[START OF Material for this exercise]

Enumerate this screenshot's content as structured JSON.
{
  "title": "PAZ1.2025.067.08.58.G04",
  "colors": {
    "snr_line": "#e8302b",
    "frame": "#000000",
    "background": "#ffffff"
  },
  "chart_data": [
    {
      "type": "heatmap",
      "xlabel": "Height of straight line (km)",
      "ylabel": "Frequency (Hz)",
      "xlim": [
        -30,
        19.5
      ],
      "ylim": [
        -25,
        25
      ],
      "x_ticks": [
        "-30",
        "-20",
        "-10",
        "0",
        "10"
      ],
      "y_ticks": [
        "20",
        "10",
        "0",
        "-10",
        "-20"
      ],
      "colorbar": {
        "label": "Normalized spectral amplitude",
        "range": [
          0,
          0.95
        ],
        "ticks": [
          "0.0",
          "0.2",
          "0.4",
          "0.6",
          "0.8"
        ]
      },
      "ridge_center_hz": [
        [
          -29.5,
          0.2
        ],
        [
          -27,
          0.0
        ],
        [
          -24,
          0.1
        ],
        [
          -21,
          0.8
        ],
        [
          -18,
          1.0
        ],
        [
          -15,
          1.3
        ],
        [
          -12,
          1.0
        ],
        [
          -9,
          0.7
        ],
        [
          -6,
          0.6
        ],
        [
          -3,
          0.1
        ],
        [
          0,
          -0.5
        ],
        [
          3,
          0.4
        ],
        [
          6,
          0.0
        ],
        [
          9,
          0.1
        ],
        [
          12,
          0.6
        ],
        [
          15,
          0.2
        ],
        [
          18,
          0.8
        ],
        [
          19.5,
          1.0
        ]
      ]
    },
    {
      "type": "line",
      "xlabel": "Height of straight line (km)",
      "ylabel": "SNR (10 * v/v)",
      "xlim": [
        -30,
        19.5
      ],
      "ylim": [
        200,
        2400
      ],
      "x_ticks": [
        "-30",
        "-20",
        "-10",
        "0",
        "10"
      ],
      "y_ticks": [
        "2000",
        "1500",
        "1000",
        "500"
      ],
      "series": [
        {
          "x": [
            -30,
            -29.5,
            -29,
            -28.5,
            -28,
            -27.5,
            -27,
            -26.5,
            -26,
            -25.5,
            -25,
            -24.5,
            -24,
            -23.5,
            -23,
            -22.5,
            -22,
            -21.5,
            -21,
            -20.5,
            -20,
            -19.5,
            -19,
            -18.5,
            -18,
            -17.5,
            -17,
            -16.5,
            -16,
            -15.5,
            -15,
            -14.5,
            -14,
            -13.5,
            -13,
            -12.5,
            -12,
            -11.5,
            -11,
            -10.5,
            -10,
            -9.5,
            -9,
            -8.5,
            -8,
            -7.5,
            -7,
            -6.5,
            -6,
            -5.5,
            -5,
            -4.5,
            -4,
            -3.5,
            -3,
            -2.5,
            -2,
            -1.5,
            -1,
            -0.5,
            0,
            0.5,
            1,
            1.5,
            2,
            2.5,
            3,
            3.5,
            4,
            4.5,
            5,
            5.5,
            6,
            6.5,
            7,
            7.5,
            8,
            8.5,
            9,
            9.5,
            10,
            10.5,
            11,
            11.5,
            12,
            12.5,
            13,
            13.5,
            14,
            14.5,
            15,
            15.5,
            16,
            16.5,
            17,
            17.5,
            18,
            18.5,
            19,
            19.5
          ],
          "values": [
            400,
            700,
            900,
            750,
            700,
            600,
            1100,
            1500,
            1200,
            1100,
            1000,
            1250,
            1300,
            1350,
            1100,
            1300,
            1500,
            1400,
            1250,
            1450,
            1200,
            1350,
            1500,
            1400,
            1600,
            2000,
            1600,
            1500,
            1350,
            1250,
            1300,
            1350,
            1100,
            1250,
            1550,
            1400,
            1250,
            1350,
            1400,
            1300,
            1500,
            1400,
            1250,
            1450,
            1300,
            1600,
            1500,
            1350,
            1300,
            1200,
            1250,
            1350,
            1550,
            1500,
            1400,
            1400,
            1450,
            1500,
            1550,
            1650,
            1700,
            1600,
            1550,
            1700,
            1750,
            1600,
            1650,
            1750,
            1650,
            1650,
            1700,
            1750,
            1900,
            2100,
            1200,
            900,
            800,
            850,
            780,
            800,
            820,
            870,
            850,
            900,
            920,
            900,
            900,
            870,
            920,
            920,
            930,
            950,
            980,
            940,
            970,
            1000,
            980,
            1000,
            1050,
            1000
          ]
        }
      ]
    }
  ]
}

[END OF Material for this exercise]

Stated goal.
All of the data needs to be reproduced exactly, with no line missing.

Solution to this task.
Enumerate this screenshot's content as structured JSON.
{
  "title": "PAZ1.2025.067.08.58.G04",
  "colors": {
    "snr_line": "#e8302b",
    "frame": "#000000",
    "background": "#ffffff"
  },
  "chart_data": [
    {
      "type": "heatmap",
      "xlabel": "Height of straight line (km)",
      "ylabel": "Frequency (Hz)",
      "xlim": [
        -30,
        19.5
      ],
      "ylim": [
        -25,
        25
      ],
      "x_ticks": [
        "-30",
        "-20",
        "-10",
        "0",
        "10"
      ],
      "y_ticks": [
        "20",
        "10",
        "0",
        "-10",
        "-20"
      ],
      "colorbar": {
        "label": "Normalized spectral amplitude",
        "range": [
          0,
          0.95
        ],
        "ticks": [
          "0.0",
          "0.2",
          "0.4",
          "0.6",
          "0.8"
        ]
      },
      "ridge_center_hz": [
        [
          -29.5,
          0.2
        ],
        [
          -27,
          0.0
        ],
        [
          -24,
          0.1
        ],
        [
          -21,
          0.8
        ],
        [
          -18,
          1.0
        ],
        [
          -15,
          1.3
        ],
        [
          -12,
          1.0
        ],
        [
          -9,
          0.7
        ],
        [
          -6,
          0.6
        ],
        [
          -3,
          0.1
        ],
        [
          0,
          -0.5
        ],
        [
          3,
          0.4
        ],
        [
          6,
          0.0
        ],
        [
          9,
          0.1
        ],
        [
          12,
          0.6
        ],
        [
          15,
          0.2
        ],
        [
          18,
          0.8
        ],
        [
          19.5,
          1.0
        ]
      ]
    },
    {
      "type": "line",
      "xlabel": "Height of straight line (km)",
      "ylabel": "SNR (10 * v/v)",
      "xlim": [
        -30,
        19.5
      ],
      "ylim": [
        200,
        2400
      ],
      "x_ticks": [
        "-30",
        "-20",
        "-10",
        "0",
        "10"
      ],
      "y_ticks": [
        "2000",
        "1500",
        "1000",
        "500"
      ],
      "series": [
        {
          "x": [
            -30,
            -29.5,
            -29,
            -28.5,
            -28,
            -27.5,
            -27,
            -26.5,
            -26,
            -25.5,
            -25,
            -24.5,
            -24,
            -23.5,
            -23,
            -22.5,
            -22,
            -21.5,
            -21,
            -20.5,
            -20,
            -19.5,
            -19,
            -18.5,
            -18,
            -17.5,
            -17,
            -16.5,
            -16,
            -15.5,
            -15,
            -14.5,
            -14,
            -13.5,
            -13,
            -12.5,
            -12,
            -11.5,
            -11,
            -10.5,
            -10,
            -9.5,
            -9,
            -8.5,
            -8,
            -7.5,
            -7,
            -6.5,
            -6,
            -5.5,
            -5,
            -4.5,
            -4,
            -3.5,
            -3,
            -2.5,
            -2,
            -1.5,
            -1,
            -0.5,
            0,
            0.5,
            1,
            1.5,
            2,
            2.5,
            3,
            3.5,
            4,
            4.5,
            5,
            5.5,
            6,
            6.5,
            7,
            7.5,
            8,
            8.5,
            9,
            9.5,
            10,
            10.5,
            11,
            11.5,
            12,
            12.5,
            13,
            13.5,
            14,
            14.5,
            15,
            15.5,
            16,
            16.5,
            17,
            17.5,
            18,
            18.5,
            19,
            19.5
          ],
          "values": [
            400,
            700,
            900,
            750,
            700,
            600,
            1100,
            1500,
            1200,
            1100,
            1000,
            1250,
            1300,
            1350,
            1100,
            1300,
            1500,
            1400,
            1250,
            1450,
            1200,
            1350,
            1500,
            1400,
            1600,
            2000,
            1600,
            1500,
            1350,
            1250,
            1300,
            1350,
            1100,
            1250,
            1550,
            1400,
            1250,
            1350,
            1400,
            1300,
            1500,
            1400,
            1250,
            1450,
            1300,
            1600,
            1500,
            1350,
            1300,
            1200,
            1250,
            1350,
            1550,
            1500,
            1400,
            1400,
            1450,
            1500,
            1550,
            1650,
            1700,
            1600,
            1550,
            1700,
            1750,
            1600,
            1650,
            1750,
            1650,
            1650,
            1700,
            1750,
            1900,
            2100,
            1200,
            900,
            800,
            850,
            780,
            800,
            820,
            870,
            850,
            900,
            920,
            900,
            900,
            870,
            920,
            920,
            930,
            950,
            980,
            940,
            970,
            1000,
            980,
            1000,
            1050,
            1000
          ]
        }
      ]
    }
  ]
}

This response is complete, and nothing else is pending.